## Brief
Images are excluded; otherwise, output every record exactly.

## Supplied material
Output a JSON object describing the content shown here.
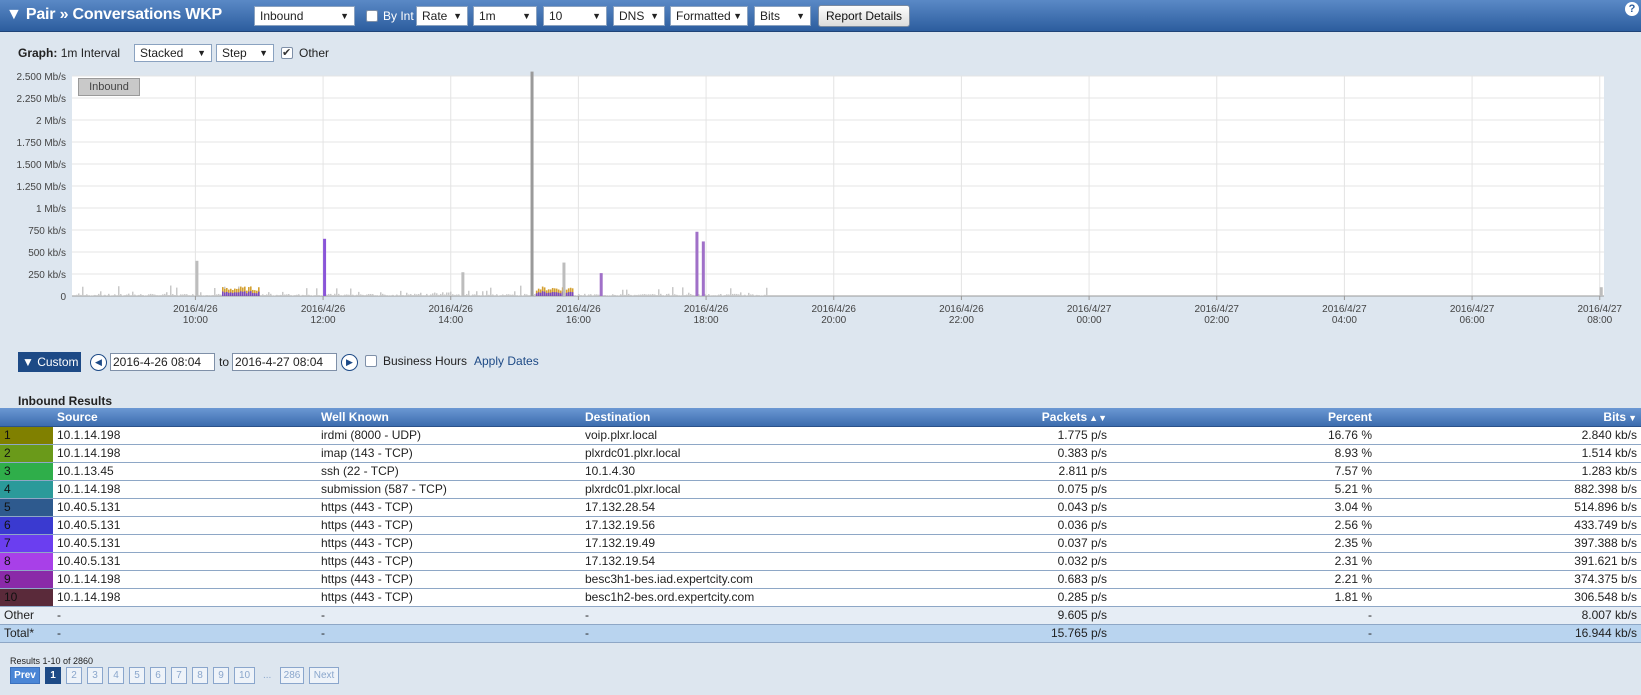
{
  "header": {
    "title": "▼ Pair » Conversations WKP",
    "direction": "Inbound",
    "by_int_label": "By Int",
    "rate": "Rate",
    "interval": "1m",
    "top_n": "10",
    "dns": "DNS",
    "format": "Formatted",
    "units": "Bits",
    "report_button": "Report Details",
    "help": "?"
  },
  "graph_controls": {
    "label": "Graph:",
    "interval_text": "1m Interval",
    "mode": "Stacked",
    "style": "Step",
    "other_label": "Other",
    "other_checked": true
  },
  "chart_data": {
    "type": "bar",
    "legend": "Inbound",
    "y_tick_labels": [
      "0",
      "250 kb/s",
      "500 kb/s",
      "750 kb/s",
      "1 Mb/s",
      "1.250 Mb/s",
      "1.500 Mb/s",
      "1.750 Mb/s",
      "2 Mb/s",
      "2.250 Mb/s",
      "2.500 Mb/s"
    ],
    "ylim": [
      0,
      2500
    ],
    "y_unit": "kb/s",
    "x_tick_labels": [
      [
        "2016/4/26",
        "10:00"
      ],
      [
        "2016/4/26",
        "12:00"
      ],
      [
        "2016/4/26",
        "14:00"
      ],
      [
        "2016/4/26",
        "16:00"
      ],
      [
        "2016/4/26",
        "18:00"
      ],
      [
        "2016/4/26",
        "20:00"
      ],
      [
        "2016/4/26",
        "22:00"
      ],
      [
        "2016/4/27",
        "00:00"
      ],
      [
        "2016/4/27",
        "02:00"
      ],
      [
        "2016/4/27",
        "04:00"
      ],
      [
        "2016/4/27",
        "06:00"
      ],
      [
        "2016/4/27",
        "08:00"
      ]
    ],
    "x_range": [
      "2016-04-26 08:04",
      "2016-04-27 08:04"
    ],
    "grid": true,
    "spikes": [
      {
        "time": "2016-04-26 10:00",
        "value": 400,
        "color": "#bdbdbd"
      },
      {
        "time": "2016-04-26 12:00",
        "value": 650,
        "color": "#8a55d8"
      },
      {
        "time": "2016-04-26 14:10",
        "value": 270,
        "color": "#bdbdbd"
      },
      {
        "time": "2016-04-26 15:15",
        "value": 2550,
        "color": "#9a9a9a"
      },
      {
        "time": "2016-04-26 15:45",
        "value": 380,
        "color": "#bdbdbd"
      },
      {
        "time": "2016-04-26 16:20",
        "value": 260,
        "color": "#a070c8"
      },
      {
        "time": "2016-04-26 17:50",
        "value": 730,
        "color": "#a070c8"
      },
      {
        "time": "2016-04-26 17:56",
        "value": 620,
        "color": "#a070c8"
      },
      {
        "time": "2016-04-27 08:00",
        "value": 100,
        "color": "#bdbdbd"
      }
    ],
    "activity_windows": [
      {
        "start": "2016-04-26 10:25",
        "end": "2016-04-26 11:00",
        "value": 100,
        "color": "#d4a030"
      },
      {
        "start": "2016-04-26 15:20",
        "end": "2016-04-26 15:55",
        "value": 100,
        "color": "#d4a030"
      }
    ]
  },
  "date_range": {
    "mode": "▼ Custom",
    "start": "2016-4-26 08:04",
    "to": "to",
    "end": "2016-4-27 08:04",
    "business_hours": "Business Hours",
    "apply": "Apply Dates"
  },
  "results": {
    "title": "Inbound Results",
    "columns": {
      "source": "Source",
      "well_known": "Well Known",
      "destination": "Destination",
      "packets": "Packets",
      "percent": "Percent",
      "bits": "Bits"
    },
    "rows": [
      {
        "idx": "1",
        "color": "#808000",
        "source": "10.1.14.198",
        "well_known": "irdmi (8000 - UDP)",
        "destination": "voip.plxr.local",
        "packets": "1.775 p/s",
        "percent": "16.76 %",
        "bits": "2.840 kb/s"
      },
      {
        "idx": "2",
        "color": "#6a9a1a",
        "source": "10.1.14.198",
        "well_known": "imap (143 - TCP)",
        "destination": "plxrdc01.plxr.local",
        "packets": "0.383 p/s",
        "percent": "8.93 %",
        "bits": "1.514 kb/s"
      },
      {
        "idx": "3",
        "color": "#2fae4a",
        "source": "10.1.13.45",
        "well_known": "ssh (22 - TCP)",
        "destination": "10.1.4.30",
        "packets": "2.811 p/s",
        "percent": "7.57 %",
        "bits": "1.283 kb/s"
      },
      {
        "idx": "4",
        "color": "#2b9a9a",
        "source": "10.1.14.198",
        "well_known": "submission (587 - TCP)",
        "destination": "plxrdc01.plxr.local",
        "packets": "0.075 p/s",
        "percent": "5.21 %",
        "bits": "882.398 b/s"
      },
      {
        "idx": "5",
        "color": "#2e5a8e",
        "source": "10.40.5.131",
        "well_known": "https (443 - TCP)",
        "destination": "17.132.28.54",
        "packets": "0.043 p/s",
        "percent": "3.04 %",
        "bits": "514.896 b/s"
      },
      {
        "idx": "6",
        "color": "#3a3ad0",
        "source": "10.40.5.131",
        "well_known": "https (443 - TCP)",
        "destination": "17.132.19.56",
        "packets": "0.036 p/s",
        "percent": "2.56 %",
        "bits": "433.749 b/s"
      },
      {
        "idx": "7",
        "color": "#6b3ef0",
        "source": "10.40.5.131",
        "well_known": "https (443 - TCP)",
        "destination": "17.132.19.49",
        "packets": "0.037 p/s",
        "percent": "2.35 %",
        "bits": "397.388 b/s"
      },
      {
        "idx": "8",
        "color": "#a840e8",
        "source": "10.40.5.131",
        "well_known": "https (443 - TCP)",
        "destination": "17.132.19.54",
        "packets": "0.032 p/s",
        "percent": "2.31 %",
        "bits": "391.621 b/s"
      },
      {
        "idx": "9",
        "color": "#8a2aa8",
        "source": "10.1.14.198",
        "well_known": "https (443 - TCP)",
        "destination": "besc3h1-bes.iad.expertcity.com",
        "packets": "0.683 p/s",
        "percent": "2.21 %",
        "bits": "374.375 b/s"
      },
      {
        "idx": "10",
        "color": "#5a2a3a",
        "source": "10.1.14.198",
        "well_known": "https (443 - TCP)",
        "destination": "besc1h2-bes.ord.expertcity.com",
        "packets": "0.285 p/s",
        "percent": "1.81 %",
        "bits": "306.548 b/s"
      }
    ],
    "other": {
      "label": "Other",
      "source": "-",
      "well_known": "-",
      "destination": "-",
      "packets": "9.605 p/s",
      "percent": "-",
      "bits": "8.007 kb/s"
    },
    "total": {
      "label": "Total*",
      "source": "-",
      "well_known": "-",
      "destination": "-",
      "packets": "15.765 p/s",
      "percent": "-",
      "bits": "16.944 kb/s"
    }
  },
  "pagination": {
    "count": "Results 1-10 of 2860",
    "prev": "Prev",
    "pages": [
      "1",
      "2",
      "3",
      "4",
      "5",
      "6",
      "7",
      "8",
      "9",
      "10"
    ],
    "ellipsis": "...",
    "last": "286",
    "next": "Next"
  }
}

## Response
Output a JSON object describing the content shown here.
{
  "header": {
    "title": "▼ Pair » Conversations WKP",
    "direction": "Inbound",
    "by_int_label": "By Int",
    "rate": "Rate",
    "interval": "1m",
    "top_n": "10",
    "dns": "DNS",
    "format": "Formatted",
    "units": "Bits",
    "report_button": "Report Details",
    "help": "?"
  },
  "graph_controls": {
    "label": "Graph:",
    "interval_text": "1m Interval",
    "mode": "Stacked",
    "style": "Step",
    "other_label": "Other",
    "other_checked": true
  },
  "chart_data": {
    "type": "bar",
    "legend": "Inbound",
    "y_tick_labels": [
      "0",
      "250 kb/s",
      "500 kb/s",
      "750 kb/s",
      "1 Mb/s",
      "1.250 Mb/s",
      "1.500 Mb/s",
      "1.750 Mb/s",
      "2 Mb/s",
      "2.250 Mb/s",
      "2.500 Mb/s"
    ],
    "ylim": [
      0,
      2500
    ],
    "y_unit": "kb/s",
    "x_tick_labels": [
      [
        "2016/4/26",
        "10:00"
      ],
      [
        "2016/4/26",
        "12:00"
      ],
      [
        "2016/4/26",
        "14:00"
      ],
      [
        "2016/4/26",
        "16:00"
      ],
      [
        "2016/4/26",
        "18:00"
      ],
      [
        "2016/4/26",
        "20:00"
      ],
      [
        "2016/4/26",
        "22:00"
      ],
      [
        "2016/4/27",
        "00:00"
      ],
      [
        "2016/4/27",
        "02:00"
      ],
      [
        "2016/4/27",
        "04:00"
      ],
      [
        "2016/4/27",
        "06:00"
      ],
      [
        "2016/4/27",
        "08:00"
      ]
    ],
    "x_range": [
      "2016-04-26 08:04",
      "2016-04-27 08:04"
    ],
    "grid": true,
    "spikes": [
      {
        "time": "2016-04-26 10:00",
        "value": 400,
        "color": "#bdbdbd"
      },
      {
        "time": "2016-04-26 12:00",
        "value": 650,
        "color": "#8a55d8"
      },
      {
        "time": "2016-04-26 14:10",
        "value": 270,
        "color": "#bdbdbd"
      },
      {
        "time": "2016-04-26 15:15",
        "value": 2550,
        "color": "#9a9a9a"
      },
      {
        "time": "2016-04-26 15:45",
        "value": 380,
        "color": "#bdbdbd"
      },
      {
        "time": "2016-04-26 16:20",
        "value": 260,
        "color": "#a070c8"
      },
      {
        "time": "2016-04-26 17:50",
        "value": 730,
        "color": "#a070c8"
      },
      {
        "time": "2016-04-26 17:56",
        "value": 620,
        "color": "#a070c8"
      },
      {
        "time": "2016-04-27 08:00",
        "value": 100,
        "color": "#bdbdbd"
      }
    ],
    "activity_windows": [
      {
        "start": "2016-04-26 10:25",
        "end": "2016-04-26 11:00",
        "value": 100,
        "color": "#d4a030"
      },
      {
        "start": "2016-04-26 15:20",
        "end": "2016-04-26 15:55",
        "value": 100,
        "color": "#d4a030"
      }
    ]
  },
  "date_range": {
    "mode": "▼ Custom",
    "start": "2016-4-26 08:04",
    "to": "to",
    "end": "2016-4-27 08:04",
    "business_hours": "Business Hours",
    "apply": "Apply Dates"
  },
  "results": {
    "title": "Inbound Results",
    "columns": {
      "source": "Source",
      "well_known": "Well Known",
      "destination": "Destination",
      "packets": "Packets",
      "percent": "Percent",
      "bits": "Bits"
    },
    "rows": [
      {
        "idx": "1",
        "color": "#808000",
        "source": "10.1.14.198",
        "well_known": "irdmi (8000 - UDP)",
        "destination": "voip.plxr.local",
        "packets": "1.775 p/s",
        "percent": "16.76 %",
        "bits": "2.840 kb/s"
      },
      {
        "idx": "2",
        "color": "#6a9a1a",
        "source": "10.1.14.198",
        "well_known": "imap (143 - TCP)",
        "destination": "plxrdc01.plxr.local",
        "packets": "0.383 p/s",
        "percent": "8.93 %",
        "bits": "1.514 kb/s"
      },
      {
        "idx": "3",
        "color": "#2fae4a",
        "source": "10.1.13.45",
        "well_known": "ssh (22 - TCP)",
        "destination": "10.1.4.30",
        "packets": "2.811 p/s",
        "percent": "7.57 %",
        "bits": "1.283 kb/s"
      },
      {
        "idx": "4",
        "color": "#2b9a9a",
        "source": "10.1.14.198",
        "well_known": "submission (587 - TCP)",
        "destination": "plxrdc01.plxr.local",
        "packets": "0.075 p/s",
        "percent": "5.21 %",
        "bits": "882.398 b/s"
      },
      {
        "idx": "5",
        "color": "#2e5a8e",
        "source": "10.40.5.131",
        "well_known": "https (443 - TCP)",
        "destination": "17.132.28.54",
        "packets": "0.043 p/s",
        "percent": "3.04 %",
        "bits": "514.896 b/s"
      },
      {
        "idx": "6",
        "color": "#3a3ad0",
        "source": "10.40.5.131",
        "well_known": "https (443 - TCP)",
        "destination": "17.132.19.56",
        "packets": "0.036 p/s",
        "percent": "2.56 %",
        "bits": "433.749 b/s"
      },
      {
        "idx": "7",
        "color": "#6b3ef0",
        "source": "10.40.5.131",
        "well_known": "https (443 - TCP)",
        "destination": "17.132.19.49",
        "packets": "0.037 p/s",
        "percent": "2.35 %",
        "bits": "397.388 b/s"
      },
      {
        "idx": "8",
        "color": "#a840e8",
        "source": "10.40.5.131",
        "well_known": "https (443 - TCP)",
        "destination": "17.132.19.54",
        "packets": "0.032 p/s",
        "percent": "2.31 %",
        "bits": "391.621 b/s"
      },
      {
        "idx": "9",
        "color": "#8a2aa8",
        "source": "10.1.14.198",
        "well_known": "https (443 - TCP)",
        "destination": "besc3h1-bes.iad.expertcity.com",
        "packets": "0.683 p/s",
        "percent": "2.21 %",
        "bits": "374.375 b/s"
      },
      {
        "idx": "10",
        "color": "#5a2a3a",
        "source": "10.1.14.198",
        "well_known": "https (443 - TCP)",
        "destination": "besc1h2-bes.ord.expertcity.com",
        "packets": "0.285 p/s",
        "percent": "1.81 %",
        "bits": "306.548 b/s"
      }
    ],
    "other": {
      "label": "Other",
      "source": "-",
      "well_known": "-",
      "destination": "-",
      "packets": "9.605 p/s",
      "percent": "-",
      "bits": "8.007 kb/s"
    },
    "total": {
      "label": "Total*",
      "source": "-",
      "well_known": "-",
      "destination": "-",
      "packets": "15.765 p/s",
      "percent": "-",
      "bits": "16.944 kb/s"
    }
  },
  "pagination": {
    "count": "Results 1-10 of 2860",
    "prev": "Prev",
    "pages": [
      "1",
      "2",
      "3",
      "4",
      "5",
      "6",
      "7",
      "8",
      "9",
      "10"
    ],
    "ellipsis": "...",
    "last": "286",
    "next": "Next"
  }
}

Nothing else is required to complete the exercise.